* **Your task**: Make an exact copy of all the records.

* **Extracted data**:
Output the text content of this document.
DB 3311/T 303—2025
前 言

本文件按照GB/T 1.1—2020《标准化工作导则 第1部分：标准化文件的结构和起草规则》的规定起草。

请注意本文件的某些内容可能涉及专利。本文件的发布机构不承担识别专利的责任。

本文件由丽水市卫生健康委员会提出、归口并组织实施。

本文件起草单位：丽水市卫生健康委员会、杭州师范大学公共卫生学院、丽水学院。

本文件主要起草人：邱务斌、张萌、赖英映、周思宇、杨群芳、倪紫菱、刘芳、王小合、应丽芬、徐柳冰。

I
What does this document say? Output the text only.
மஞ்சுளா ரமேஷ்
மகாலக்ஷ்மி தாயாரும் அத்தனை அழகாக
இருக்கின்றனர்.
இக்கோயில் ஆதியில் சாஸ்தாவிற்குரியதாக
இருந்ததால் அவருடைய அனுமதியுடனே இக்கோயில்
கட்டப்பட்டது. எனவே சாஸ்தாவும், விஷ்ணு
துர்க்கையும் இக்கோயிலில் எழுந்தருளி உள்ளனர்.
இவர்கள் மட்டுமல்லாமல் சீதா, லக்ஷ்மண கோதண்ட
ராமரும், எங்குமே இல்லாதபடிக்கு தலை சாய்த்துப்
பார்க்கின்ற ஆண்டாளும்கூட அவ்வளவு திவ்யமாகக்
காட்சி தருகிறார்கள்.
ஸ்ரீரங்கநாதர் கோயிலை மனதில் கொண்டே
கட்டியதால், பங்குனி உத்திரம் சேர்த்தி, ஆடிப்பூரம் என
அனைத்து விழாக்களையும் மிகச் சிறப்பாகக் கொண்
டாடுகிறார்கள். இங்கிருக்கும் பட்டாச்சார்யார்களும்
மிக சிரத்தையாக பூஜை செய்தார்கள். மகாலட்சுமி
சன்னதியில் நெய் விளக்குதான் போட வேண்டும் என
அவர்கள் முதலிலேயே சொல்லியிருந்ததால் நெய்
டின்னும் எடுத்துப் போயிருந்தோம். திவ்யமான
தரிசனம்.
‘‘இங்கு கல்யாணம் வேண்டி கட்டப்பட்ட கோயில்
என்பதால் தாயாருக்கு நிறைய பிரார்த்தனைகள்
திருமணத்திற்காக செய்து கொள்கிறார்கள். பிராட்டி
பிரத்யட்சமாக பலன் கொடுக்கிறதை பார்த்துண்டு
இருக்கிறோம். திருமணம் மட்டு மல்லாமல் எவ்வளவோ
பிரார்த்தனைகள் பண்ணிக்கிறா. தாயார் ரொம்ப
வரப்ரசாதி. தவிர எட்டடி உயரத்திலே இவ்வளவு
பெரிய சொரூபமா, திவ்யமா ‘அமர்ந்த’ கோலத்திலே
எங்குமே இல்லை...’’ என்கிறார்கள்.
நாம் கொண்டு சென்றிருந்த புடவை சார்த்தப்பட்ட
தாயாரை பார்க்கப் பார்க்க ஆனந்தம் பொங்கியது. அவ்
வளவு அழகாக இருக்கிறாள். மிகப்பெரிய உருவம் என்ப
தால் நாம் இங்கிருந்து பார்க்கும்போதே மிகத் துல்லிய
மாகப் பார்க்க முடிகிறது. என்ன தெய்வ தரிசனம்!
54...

* **Complete answer**:
Output the text content of this document.
DB 3311/T 303—2025
前 言

本文件按照GB/T 1.1—2020《标准化工作导则 第1部分：标准化文件的结构和起草规则》的规定起草。

请注意本文件的某些内容可能涉及专利。本文件的发布机构不承担识别专利的责任。

本文件由丽水市卫生健康委员会提出、归口并组织实施。

本文件起草单位：丽水市卫生健康委员会、杭州师范大学公共卫生学院、丽水学院。

本文件主要起草人：邱务斌、张萌、赖英映、周思宇、杨群芳、倪紫菱、刘芳、王小合、应丽芬、徐柳冰。

I
What does this document say? Output the text only.
மஞ்சுளா ரமேஷ்
மகாலக்ஷ்மி தாயாரும் அத்தனை அழகாக
இருக்கின்றனர்.
இக்கோயில் ஆதியில் சாஸ்தாவிற்குரியதாக
இருந்ததால் அவருடைய அனுமதியுடனே இக்கோயில்
கட்டப்பட்டது. எனவே சாஸ்தாவும், விஷ்ணு
துர்க்கையும் இக்கோயிலில் எழுந்தருளி உள்ளனர்.
இவர்கள் மட்டுமல்லாமல் சீதா, லக்ஷ்மண கோதண்ட
ராமரும், எங்குமே இல்லாதபடிக்கு தலை சாய்த்துப்
பார்க்கின்ற ஆண்டாளும்கூட அவ்வளவு திவ்யமாகக்
காட்சி தருகிறார்கள்.
ஸ்ரீரங்கநாதர் கோயிலை மனதில் கொண்டே
கட்டியதால், பங்குனி உத்திரம் சேர்த்தி, ஆடிப்பூரம் என
அனைத்து விழாக்களையும் மிகச் சிறப்பாகக் கொண்
டாடுகிறார்கள். இங்கிருக்கும் பட்டாச்சார்யார்களும்
மிக சிரத்தையாக பூஜை செய்தார்கள். மகாலட்சுமி
சன்னதியில் நெய் விளக்குதான் போட வேண்டும் என
அவர்கள் முதலிலேயே சொல்லியிருந்ததால் நெய்
டின்னும் எடுத்துப் போயிருந்தோம். திவ்யமான
தரிசனம்.
‘‘இங்கு கல்யாணம் வேண்டி கட்டப்பட்ட கோயில்
என்பதால் தாயாருக்கு நிறைய பிரார்த்தனைகள்
திருமணத்திற்காக செய்து கொள்கிறார்கள். பிராட்டி
பிரத்யட்சமாக பலன் கொடுக்கிறதை பார்த்துண்டு
இருக்கிறோம். திருமணம் மட்டு மல்லாமல் எவ்வளவோ
பிரார்த்தனைகள் பண்ணிக்கிறா. தாயார் ரொம்ப
வரப்ரசாதி. தவிர எட்டடி உயரத்திலே இவ்வளவு
பெரிய சொரூபமா, திவ்யமா ‘அமர்ந்த’ கோலத்திலே
எங்குமே இல்லை...’’ என்கிறார்கள்.
நாம் கொண்டு சென்றிருந்த புடவை சார்த்தப்பட்ட
தாயாரை பார்க்கப் பார்க்க ஆனந்தம் பொங்கியது. அவ்
வளவு அழகாக இருக்கிறாள். மிகப்பெரிய உருவம் என்ப
தால் நாம் இங்கிருந்து பார்க்கும்போதே மிகத் துல்லிய
மாகப் பார்க்க முடிகிறது. என்ன தெய்வ தரிசனம்!
54...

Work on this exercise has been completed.